> **Written instruction**:
Copy out every line exactly as given.

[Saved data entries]
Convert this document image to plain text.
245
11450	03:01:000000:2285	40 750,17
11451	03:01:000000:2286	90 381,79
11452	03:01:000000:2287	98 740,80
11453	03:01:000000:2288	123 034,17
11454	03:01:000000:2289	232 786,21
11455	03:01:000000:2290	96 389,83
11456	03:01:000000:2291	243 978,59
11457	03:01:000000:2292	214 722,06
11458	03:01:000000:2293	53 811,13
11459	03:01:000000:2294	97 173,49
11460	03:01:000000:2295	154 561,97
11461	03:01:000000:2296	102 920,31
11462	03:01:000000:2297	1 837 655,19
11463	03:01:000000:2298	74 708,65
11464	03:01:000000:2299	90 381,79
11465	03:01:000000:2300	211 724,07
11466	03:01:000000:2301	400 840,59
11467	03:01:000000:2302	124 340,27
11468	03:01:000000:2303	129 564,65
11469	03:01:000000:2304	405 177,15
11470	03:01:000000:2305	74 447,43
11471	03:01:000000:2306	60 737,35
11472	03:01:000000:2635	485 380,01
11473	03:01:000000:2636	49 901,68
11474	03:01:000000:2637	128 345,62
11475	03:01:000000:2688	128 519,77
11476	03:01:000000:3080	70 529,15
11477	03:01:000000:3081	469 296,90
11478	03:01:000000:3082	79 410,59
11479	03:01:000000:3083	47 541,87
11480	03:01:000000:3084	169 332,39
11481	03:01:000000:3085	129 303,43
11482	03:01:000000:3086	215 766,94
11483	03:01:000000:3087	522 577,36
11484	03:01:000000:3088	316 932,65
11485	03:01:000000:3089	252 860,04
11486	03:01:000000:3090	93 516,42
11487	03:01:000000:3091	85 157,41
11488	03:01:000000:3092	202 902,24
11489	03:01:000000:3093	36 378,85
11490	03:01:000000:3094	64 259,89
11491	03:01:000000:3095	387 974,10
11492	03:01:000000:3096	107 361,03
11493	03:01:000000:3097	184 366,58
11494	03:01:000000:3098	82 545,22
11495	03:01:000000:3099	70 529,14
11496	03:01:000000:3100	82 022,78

> **Answer to this exercise**:
Convert this document image to plain text.
245
11450	03:01:000000:2285	40 750,17
11451	03:01:000000:2286	90 381,79
11452	03:01:000000:2287	98 740,80
11453	03:01:000000:2288	123 034,17
11454	03:01:000000:2289	232 786,21
11455	03:01:000000:2290	96 389,83
11456	03:01:000000:2291	243 978,59
11457	03:01:000000:2292	214 722,06
11458	03:01:000000:2293	53 811,13
11459	03:01:000000:2294	97 173,49
11460	03:01:000000:2295	154 561,97
11461	03:01:000000:2296	102 920,31
11462	03:01:000000:2297	1 837 655,19
11463	03:01:000000:2298	74 708,65
11464	03:01:000000:2299	90 381,79
11465	03:01:000000:2300	211 724,07
11466	03:01:000000:2301	400 840,59
11467	03:01:000000:2302	124 340,27
11468	03:01:000000:2303	129 564,65
11469	03:01:000000:2304	405 177,15
11470	03:01:000000:2305	74 447,43
11471	03:01:000000:2306	60 737,35
11472	03:01:000000:2635	485 380,01
11473	03:01:000000:2636	49 901,68
11474	03:01:000000:2637	128 345,62
11475	03:01:000000:2688	128 519,77
11476	03:01:000000:3080	70 529,15
11477	03:01:000000:3081	469 296,90
11478	03:01:000000:3082	79 410,59
11479	03:01:000000:3083	47 541,87
11480	03:01:000000:3084	169 332,39
11481	03:01:000000:3085	129 303,43
11482	03:01:000000:3086	215 766,94
11483	03:01:000000:3087	522 577,36
11484	03:01:000000:3088	316 932,65
11485	03:01:000000:3089	252 860,04
11486	03:01:000000:3090	93 516,42
11487	03:01:000000:3091	85 157,41
11488	03:01:000000:3092	202 902,24
11489	03:01:000000:3093	36 378,85
11490	03:01:000000:3094	64 259,89
11491	03:01:000000:3095	387 974,10
11492	03:01:000000:3096	107 361,03
11493	03:01:000000:3097	184 366,58
11494	03:01:000000:3098	82 545,22
11495	03:01:000000:3099	70 529,14
11496	03:01:000000:3100	82 022,78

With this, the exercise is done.